--- START MATERIAL SHOWN ---

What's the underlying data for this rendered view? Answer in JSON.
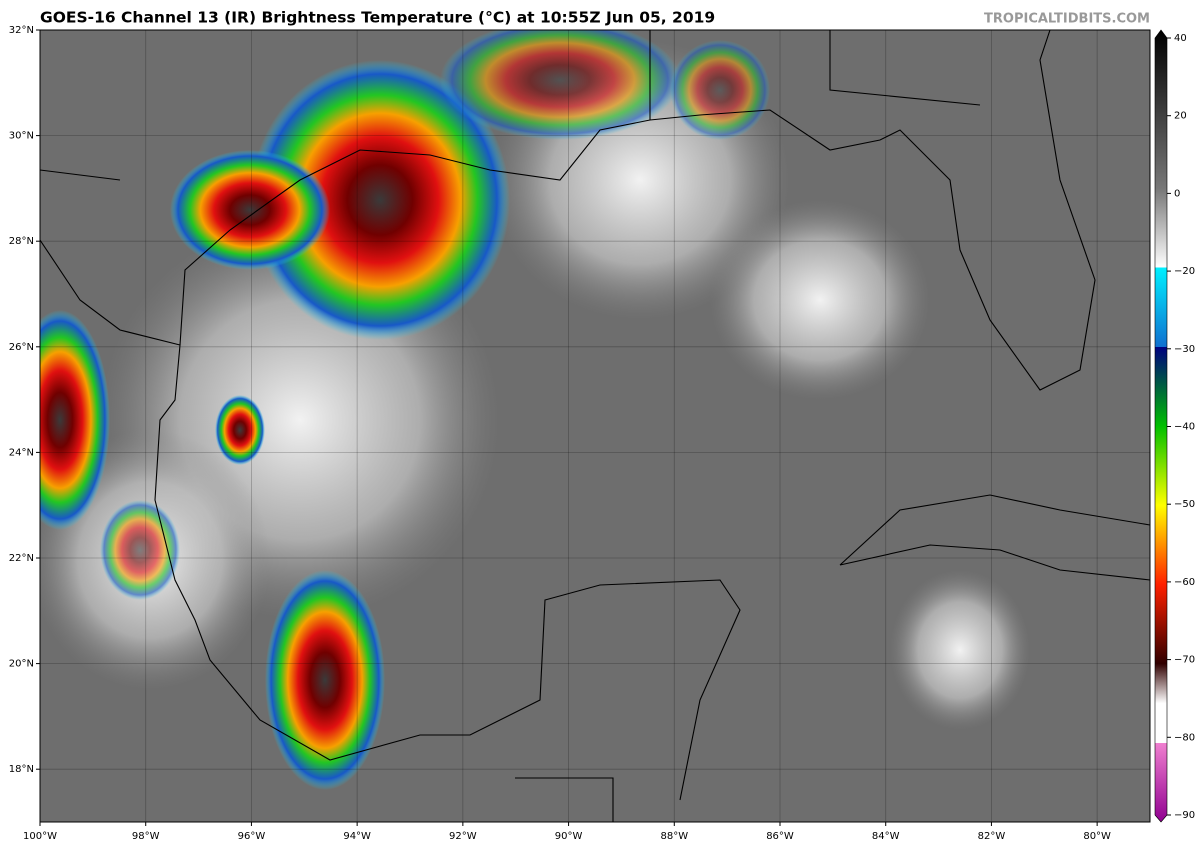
{
  "header": {
    "title": "GOES-16 Channel 13 (IR) Brightness Temperature (°C) at 10:55Z Jun 05, 2019",
    "watermark": "TROPICALTIDBITS.COM"
  },
  "map": {
    "xlim": [
      -100,
      -79
    ],
    "ylim": [
      17,
      32
    ],
    "lon_ticks": [
      {
        "value": -100,
        "label": "100°W"
      },
      {
        "value": -98,
        "label": "98°W"
      },
      {
        "value": -96,
        "label": "96°W"
      },
      {
        "value": -94,
        "label": "94°W"
      },
      {
        "value": -92,
        "label": "92°W"
      },
      {
        "value": -90,
        "label": "90°W"
      },
      {
        "value": -88,
        "label": "88°W"
      },
      {
        "value": -86,
        "label": "86°W"
      },
      {
        "value": -84,
        "label": "84°W"
      },
      {
        "value": -82,
        "label": "82°W"
      },
      {
        "value": -80,
        "label": "80°W"
      }
    ],
    "lat_ticks": [
      {
        "value": 18,
        "label": "18°N"
      },
      {
        "value": 20,
        "label": "20°N"
      },
      {
        "value": 22,
        "label": "22°N"
      },
      {
        "value": 24,
        "label": "24°N"
      },
      {
        "value": 26,
        "label": "26°N"
      },
      {
        "value": 28,
        "label": "28°N"
      },
      {
        "value": 30,
        "label": "30°N"
      },
      {
        "value": 32,
        "label": "32°N"
      }
    ]
  },
  "colorbar": {
    "ticks": [
      40,
      20,
      0,
      {
        "value": -20,
        "label": "−20"
      },
      {
        "value": -30,
        "label": "−30"
      },
      {
        "value": -40,
        "label": "−40"
      },
      {
        "value": -50,
        "label": "−50"
      },
      {
        "value": -60,
        "label": "−60"
      },
      {
        "value": -70,
        "label": "−70"
      },
      {
        "value": -80,
        "label": "−80"
      },
      {
        "value": -90,
        "label": "−90"
      }
    ]
  }
}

--- END MATERIAL SHOWN ---

## TASK BRIEF
Write out each line of the data exactly; the images should be left out.

## EXPECTED OUTPUT
What's the underlying data for this rendered view? Answer in JSON.
{
  "header": {
    "title": "GOES-16 Channel 13 (IR) Brightness Temperature (°C) at 10:55Z Jun 05, 2019",
    "watermark": "TROPICALTIDBITS.COM"
  },
  "map": {
    "xlim": [
      -100,
      -79
    ],
    "ylim": [
      17,
      32
    ],
    "lon_ticks": [
      {
        "value": -100,
        "label": "100°W"
      },
      {
        "value": -98,
        "label": "98°W"
      },
      {
        "value": -96,
        "label": "96°W"
      },
      {
        "value": -94,
        "label": "94°W"
      },
      {
        "value": -92,
        "label": "92°W"
      },
      {
        "value": -90,
        "label": "90°W"
      },
      {
        "value": -88,
        "label": "88°W"
      },
      {
        "value": -86,
        "label": "86°W"
      },
      {
        "value": -84,
        "label": "84°W"
      },
      {
        "value": -82,
        "label": "82°W"
      },
      {
        "value": -80,
        "label": "80°W"
      }
    ],
    "lat_ticks": [
      {
        "value": 18,
        "label": "18°N"
      },
      {
        "value": 20,
        "label": "20°N"
      },
      {
        "value": 22,
        "label": "22°N"
      },
      {
        "value": 24,
        "label": "24°N"
      },
      {
        "value": 26,
        "label": "26°N"
      },
      {
        "value": 28,
        "label": "28°N"
      },
      {
        "value": 30,
        "label": "30°N"
      },
      {
        "value": 32,
        "label": "32°N"
      }
    ]
  },
  "colorbar": {
    "ticks": [
      40,
      20,
      0,
      {
        "value": -20,
        "label": "−20"
      },
      {
        "value": -30,
        "label": "−30"
      },
      {
        "value": -40,
        "label": "−40"
      },
      {
        "value": -50,
        "label": "−50"
      },
      {
        "value": -60,
        "label": "−60"
      },
      {
        "value": -70,
        "label": "−70"
      },
      {
        "value": -80,
        "label": "−80"
      },
      {
        "value": -90,
        "label": "−90"
      }
    ]
  }
}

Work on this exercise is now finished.